Text provided:

Unsupervised Monocular Depth Reconstruction of Non-Rigid Scenes
- URL: http://arxiv.org/abs/2012.15680v1
- Date: Thu, 31 Dec 2020 16:02:03 GMT
- Title: Unsupervised Monocular Depth Reconstruction of Non-Rigid Scenes
- Authors: Ay\c{c}a Takmaz, Danda Pani Paudel, Thomas Probst, Ajad Chhatkuli,
Martin R. Oswald, Luc Van Gool
- Abstract summary: We present an unsupervised monocular framework for dense depth estimation of dynamic scenes.
We derive a training objective that aims to opportunistically preserve pairwise distances between reconstructed 3D points.
Our method provides promising results, demonstrating its capability of reconstructing 3D from challenging videos of non-rigid scenes.

Record excerpts:

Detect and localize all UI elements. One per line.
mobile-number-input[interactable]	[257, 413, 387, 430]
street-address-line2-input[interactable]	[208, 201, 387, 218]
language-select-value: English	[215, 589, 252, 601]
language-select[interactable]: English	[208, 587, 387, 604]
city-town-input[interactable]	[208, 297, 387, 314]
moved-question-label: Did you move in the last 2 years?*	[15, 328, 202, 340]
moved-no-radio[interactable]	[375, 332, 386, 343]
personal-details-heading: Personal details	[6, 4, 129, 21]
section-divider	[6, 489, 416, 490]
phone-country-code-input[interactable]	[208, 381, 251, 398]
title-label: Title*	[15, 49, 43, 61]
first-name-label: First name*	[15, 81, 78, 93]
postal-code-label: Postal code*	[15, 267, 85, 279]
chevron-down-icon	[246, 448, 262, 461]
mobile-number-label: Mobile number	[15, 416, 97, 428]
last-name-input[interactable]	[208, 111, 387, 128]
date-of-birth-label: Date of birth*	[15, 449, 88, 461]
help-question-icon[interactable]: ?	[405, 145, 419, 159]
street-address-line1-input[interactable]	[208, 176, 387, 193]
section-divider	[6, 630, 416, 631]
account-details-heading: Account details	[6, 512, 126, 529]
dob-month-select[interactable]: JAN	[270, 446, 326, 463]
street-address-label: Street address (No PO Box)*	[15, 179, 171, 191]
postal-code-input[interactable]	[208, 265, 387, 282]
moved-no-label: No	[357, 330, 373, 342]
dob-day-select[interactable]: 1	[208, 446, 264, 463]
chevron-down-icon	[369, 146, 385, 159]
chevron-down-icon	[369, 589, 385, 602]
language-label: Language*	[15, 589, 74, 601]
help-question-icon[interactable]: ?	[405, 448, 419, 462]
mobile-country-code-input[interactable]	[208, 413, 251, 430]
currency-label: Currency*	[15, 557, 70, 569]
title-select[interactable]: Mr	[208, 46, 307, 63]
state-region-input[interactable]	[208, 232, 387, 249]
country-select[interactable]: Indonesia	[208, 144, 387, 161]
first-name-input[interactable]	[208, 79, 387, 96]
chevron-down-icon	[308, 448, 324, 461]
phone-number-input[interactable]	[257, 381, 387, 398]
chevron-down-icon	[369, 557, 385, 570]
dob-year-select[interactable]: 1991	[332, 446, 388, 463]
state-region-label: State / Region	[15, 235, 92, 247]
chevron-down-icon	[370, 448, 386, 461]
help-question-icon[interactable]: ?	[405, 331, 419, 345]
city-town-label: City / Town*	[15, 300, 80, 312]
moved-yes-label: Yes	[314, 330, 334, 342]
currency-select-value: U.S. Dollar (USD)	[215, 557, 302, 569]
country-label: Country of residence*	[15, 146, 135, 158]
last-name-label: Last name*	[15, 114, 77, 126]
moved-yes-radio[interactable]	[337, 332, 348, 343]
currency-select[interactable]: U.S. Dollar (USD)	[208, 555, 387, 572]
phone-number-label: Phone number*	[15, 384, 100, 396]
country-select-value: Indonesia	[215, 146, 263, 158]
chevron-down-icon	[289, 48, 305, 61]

Exercise directions: Continue the arXiv summary on unsupervised monocular depth reconstruction of non-rigid scenes, picking up after its last sentence.

Your response:
- Score: 87.91841050957714
- License: http://arxiv.org/licenses/nonexclusive-distrib/1.0/
- Abstract: Monocular depth reconstruction of complex and dynamic scenes is a highly
challenging problem. While for rigid scenes learning-based methods have been
offering promising results even in unsupervised cases, there exists little to
no literature addressing the same for dynamic and deformable scenes. In this
work, we present an unsupervised monocular framework for dense depth estimation
of dynamic scenes, which jointly reconstructs rigid and non-rigid parts without
explicitly modelling the camera motion. Using dense correspondences, we derive
a training objective that aims to opportunistically preserve pairwise distances
between reconstructed 3D points. In this process, the dense depth map is
learned implicitly using the as-rigid-as-possible hypothesis. Our method
provides promising results, demonstrating its capability of reconstructing 3D
from challenging videos of non-rigid scenes. Furthermore, the proposed method
also provides unsupervised motion segmentation results as an auxiliary output.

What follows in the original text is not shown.